WORK TO COMPLETE:
Each line below must be set down exactly; omit any image you find.

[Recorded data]
....

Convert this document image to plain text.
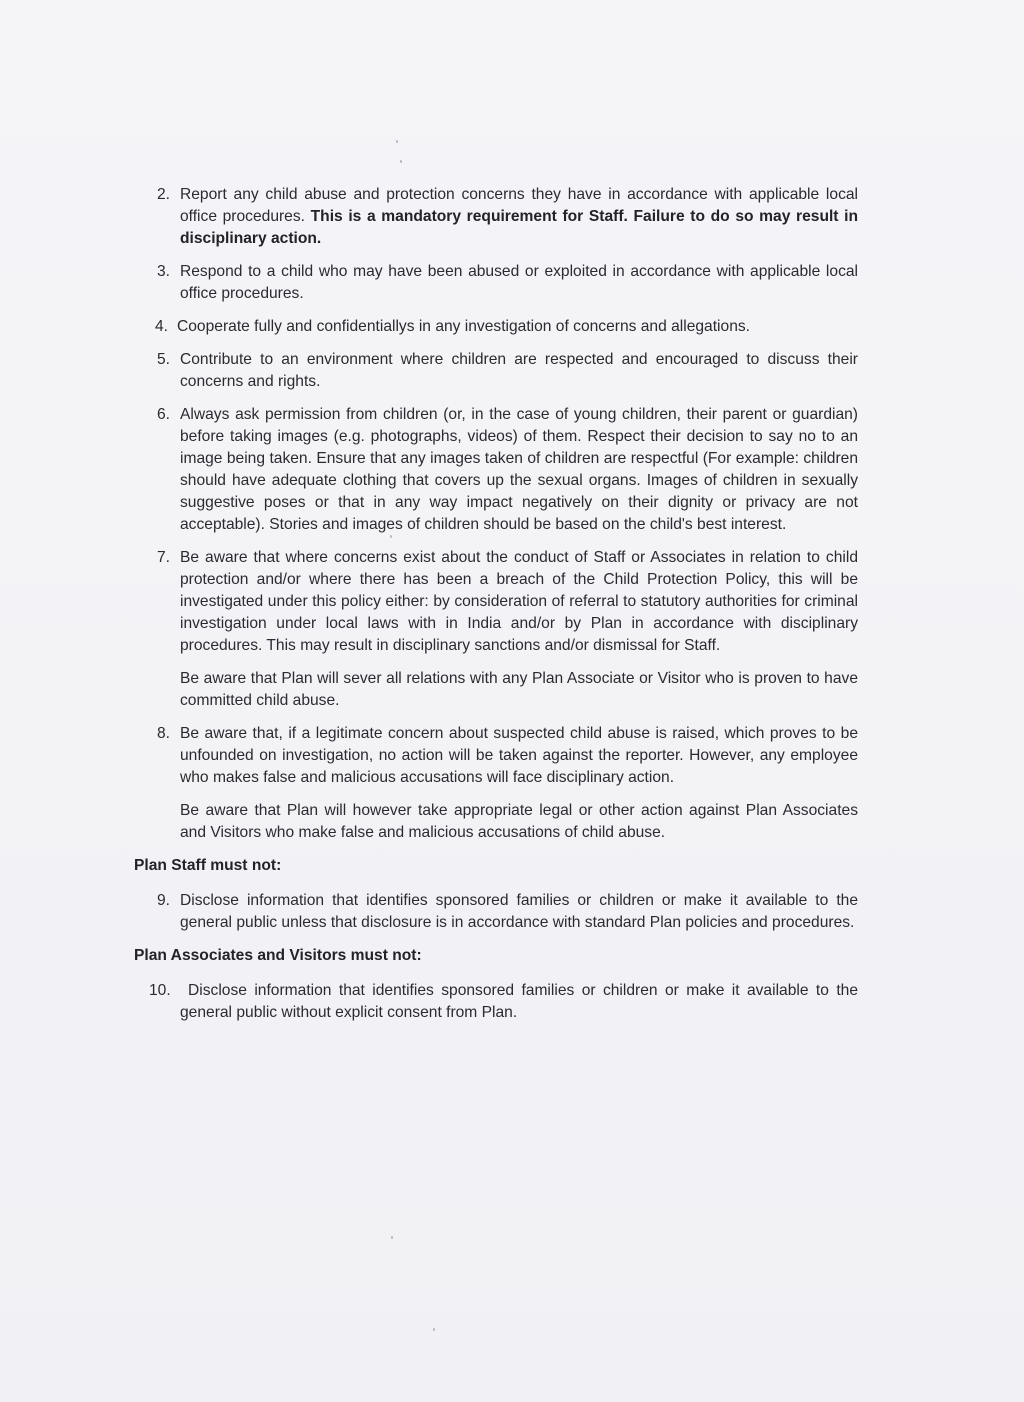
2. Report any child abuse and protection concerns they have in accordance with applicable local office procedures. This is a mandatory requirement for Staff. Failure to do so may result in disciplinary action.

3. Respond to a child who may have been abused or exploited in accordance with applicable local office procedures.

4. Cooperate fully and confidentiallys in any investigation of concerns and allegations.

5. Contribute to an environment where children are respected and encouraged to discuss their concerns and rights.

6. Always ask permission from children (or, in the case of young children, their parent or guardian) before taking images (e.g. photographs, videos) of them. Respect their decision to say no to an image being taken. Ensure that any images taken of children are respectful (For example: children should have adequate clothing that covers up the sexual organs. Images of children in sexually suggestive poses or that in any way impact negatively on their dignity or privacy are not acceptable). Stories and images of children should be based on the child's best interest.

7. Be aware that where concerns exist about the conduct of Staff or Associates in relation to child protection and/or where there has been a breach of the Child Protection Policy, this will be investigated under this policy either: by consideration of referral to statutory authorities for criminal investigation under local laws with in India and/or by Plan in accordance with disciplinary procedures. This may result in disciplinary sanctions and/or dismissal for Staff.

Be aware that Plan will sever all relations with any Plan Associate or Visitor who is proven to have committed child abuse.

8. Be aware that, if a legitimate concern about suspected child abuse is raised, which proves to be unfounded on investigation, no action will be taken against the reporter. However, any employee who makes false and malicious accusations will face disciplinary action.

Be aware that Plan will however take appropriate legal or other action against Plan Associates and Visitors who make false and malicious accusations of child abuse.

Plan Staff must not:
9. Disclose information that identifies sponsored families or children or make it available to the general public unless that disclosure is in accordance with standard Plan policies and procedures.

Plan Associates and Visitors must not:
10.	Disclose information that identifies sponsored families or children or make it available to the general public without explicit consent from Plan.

....

RESULT BELOW:
Convert this document image to plain text.
2. Report any child abuse and protection concerns they have in accordance with applicable local office procedures. This is a mandatory requirement for Staff. Failure to do so may result in disciplinary action.

3. Respond to a child who may have been abused or exploited in accordance with applicable local office procedures.

4. Cooperate fully and confidentiallys in any investigation of concerns and allegations.

5. Contribute to an environment where children are respected and encouraged to discuss their concerns and rights.

6. Always ask permission from children (or, in the case of young children, their parent or guardian) before taking images (e.g. photographs, videos) of them. Respect their decision to say no to an image being taken. Ensure that any images taken of children are respectful (For example: children should have adequate clothing that covers up the sexual organs. Images of children in sexually suggestive poses or that in any way impact negatively on their dignity or privacy are not acceptable). Stories and images of children should be based on the child's best interest.

7. Be aware that where concerns exist about the conduct of Staff or Associates in relation to child protection and/or where there has been a breach of the Child Protection Policy, this will be investigated under this policy either: by consideration of referral to statutory authorities for criminal investigation under local laws with in India and/or by Plan in accordance with disciplinary procedures. This may result in disciplinary sanctions and/or dismissal for Staff.

Be aware that Plan will sever all relations with any Plan Associate or Visitor who is proven to have committed child abuse.

8. Be aware that, if a legitimate concern about suspected child abuse is raised, which proves to be unfounded on investigation, no action will be taken against the reporter. However, any employee who makes false and malicious accusations will face disciplinary action.

Be aware that Plan will however take appropriate legal or other action against Plan Associates and Visitors who make false and malicious accusations of child abuse.

Plan Staff must not:
9. Disclose information that identifies sponsored families or children or make it available to the general public unless that disclosure is in accordance with standard Plan policies and procedures.

Plan Associates and Visitors must not:
10.	Disclose information that identifies sponsored families or children or make it available to the general public without explicit consent from Plan.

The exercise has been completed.